## [Arbeitsauftrag]
Schreiben Sie aus dem Ausgangstext die Passage zwischen „Erst Amputation, dann“ und „erzählt der Familienvater.“ wortgetreu ab, beide Stellen eingeschlossen.

## [Ausgangstext]
Erst Amputation, dann Paralympics
Man muss Behres Geschichte kennen, um zu verstehen, warum er heute immer wieder in Krankenhäuser fährt, sich der Leidensgeschichten anderer annimmt, nicht müde wird, amputierten Menschen zu helfen. Es ist seine eigene Geschichte, die er mit diesen Besuchen immer wieder durchlebt und verarbeitet, erzählt der Familienvater.
14 Jahre ist es her, als David Behre an einem Bahnübergang in seiner Heimatstadt Moers vom Zug erfasst wurde. Er war mit seinem Fahrrad unterwegs, die Schranke war geöffnet. Ein unverschuldeter Unfall, der ihn beinahe das Leben gekostet hätte. Notoperation, beide Unterschenkel amputiert, Koma. David hatte viel Glück. "Ich wollte mein altes Leben zurück. Aber ich habe schnell aufgehört, nach dem Warum zu fragen."

## [Datensätze]
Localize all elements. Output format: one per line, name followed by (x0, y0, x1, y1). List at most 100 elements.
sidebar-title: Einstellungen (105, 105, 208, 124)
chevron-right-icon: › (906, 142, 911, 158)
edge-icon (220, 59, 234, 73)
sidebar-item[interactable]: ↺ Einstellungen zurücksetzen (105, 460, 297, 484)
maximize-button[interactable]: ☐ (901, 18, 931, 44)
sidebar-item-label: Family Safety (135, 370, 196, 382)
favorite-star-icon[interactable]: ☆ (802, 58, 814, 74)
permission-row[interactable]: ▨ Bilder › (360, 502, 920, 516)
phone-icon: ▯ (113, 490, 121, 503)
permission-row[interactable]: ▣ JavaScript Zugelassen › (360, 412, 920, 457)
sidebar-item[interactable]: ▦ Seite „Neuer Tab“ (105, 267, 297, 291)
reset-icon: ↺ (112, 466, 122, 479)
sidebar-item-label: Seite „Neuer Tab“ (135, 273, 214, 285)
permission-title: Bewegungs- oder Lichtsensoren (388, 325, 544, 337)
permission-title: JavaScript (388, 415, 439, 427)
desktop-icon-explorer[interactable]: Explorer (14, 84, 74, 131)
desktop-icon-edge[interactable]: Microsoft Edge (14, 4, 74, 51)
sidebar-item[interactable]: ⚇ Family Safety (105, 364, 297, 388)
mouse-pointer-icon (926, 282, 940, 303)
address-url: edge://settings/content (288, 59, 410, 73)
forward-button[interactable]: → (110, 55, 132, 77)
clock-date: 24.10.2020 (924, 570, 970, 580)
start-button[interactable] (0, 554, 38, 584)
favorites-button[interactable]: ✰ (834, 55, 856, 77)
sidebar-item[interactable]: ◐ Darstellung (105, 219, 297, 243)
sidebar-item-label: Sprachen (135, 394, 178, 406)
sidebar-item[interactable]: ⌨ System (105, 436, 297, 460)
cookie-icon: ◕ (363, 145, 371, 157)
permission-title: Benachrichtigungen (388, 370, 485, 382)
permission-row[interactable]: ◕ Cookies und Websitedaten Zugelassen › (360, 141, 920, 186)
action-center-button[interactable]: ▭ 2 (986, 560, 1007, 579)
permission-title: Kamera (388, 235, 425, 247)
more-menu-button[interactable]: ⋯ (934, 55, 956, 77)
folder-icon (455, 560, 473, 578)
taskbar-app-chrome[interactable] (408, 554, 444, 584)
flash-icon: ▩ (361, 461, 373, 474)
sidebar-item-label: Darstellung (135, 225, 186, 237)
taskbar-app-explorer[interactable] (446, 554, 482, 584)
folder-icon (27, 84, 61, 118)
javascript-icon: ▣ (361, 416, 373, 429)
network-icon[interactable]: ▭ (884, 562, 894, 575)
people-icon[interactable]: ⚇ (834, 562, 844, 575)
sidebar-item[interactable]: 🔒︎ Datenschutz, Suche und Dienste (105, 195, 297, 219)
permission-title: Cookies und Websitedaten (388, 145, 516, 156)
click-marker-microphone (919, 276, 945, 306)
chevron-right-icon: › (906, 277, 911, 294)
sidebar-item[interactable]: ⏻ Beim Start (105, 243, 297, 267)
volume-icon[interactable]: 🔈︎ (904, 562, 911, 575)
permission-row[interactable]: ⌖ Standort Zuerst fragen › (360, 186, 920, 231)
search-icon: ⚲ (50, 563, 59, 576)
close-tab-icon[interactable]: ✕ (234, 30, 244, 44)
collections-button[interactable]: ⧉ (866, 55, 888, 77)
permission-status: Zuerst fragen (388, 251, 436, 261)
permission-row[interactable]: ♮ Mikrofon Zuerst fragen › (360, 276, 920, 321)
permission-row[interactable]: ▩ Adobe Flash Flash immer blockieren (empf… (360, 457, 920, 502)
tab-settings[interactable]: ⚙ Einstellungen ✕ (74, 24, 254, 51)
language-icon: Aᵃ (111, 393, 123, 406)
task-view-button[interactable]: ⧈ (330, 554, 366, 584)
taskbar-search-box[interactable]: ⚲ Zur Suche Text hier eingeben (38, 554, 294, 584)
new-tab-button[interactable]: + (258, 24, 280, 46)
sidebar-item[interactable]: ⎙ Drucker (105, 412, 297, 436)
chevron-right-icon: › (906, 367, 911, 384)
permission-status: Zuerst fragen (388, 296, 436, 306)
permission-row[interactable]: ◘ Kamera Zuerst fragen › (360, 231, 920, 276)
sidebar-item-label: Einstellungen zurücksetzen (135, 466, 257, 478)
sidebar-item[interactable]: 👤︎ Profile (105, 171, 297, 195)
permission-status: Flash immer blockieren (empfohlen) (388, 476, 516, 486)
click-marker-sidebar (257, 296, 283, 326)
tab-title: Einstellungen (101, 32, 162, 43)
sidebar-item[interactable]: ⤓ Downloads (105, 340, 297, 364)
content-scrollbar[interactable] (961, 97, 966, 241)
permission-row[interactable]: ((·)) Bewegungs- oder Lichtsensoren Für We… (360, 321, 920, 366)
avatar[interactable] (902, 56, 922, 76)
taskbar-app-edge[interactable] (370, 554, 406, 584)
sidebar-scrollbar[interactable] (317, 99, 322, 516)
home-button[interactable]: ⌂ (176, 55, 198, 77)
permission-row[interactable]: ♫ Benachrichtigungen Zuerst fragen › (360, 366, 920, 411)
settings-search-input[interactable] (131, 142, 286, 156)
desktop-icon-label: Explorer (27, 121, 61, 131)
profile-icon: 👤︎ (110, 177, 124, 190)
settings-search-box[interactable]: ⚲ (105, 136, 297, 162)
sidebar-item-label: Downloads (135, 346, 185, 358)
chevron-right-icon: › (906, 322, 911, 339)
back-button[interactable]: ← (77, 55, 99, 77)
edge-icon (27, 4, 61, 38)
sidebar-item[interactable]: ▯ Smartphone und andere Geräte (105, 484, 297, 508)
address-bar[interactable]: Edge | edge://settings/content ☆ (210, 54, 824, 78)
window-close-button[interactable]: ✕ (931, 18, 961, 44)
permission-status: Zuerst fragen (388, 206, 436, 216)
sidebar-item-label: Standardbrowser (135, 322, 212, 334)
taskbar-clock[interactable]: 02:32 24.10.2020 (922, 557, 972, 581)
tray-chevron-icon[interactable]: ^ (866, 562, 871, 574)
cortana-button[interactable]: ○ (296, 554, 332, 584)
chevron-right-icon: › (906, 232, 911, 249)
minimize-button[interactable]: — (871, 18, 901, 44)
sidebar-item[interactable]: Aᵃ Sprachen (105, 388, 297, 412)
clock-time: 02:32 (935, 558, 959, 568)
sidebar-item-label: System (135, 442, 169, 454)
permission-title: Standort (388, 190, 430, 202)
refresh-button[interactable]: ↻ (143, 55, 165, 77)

## [Musterlösung]
Erst Amputation, dann Paralympics
Man muss Behres Geschichte kennen, um zu verstehen, warum er heute immer wieder in Krankenhäuser fährt, sich der Leidensgeschichten anderer annimmt, nicht müde wird, amputierten Menschen zu helfen. Es ist seine eigene Geschichte, die er mit diesen Besuchen immer wieder durchlebt und verarbeitet, erzählt der Familienvater.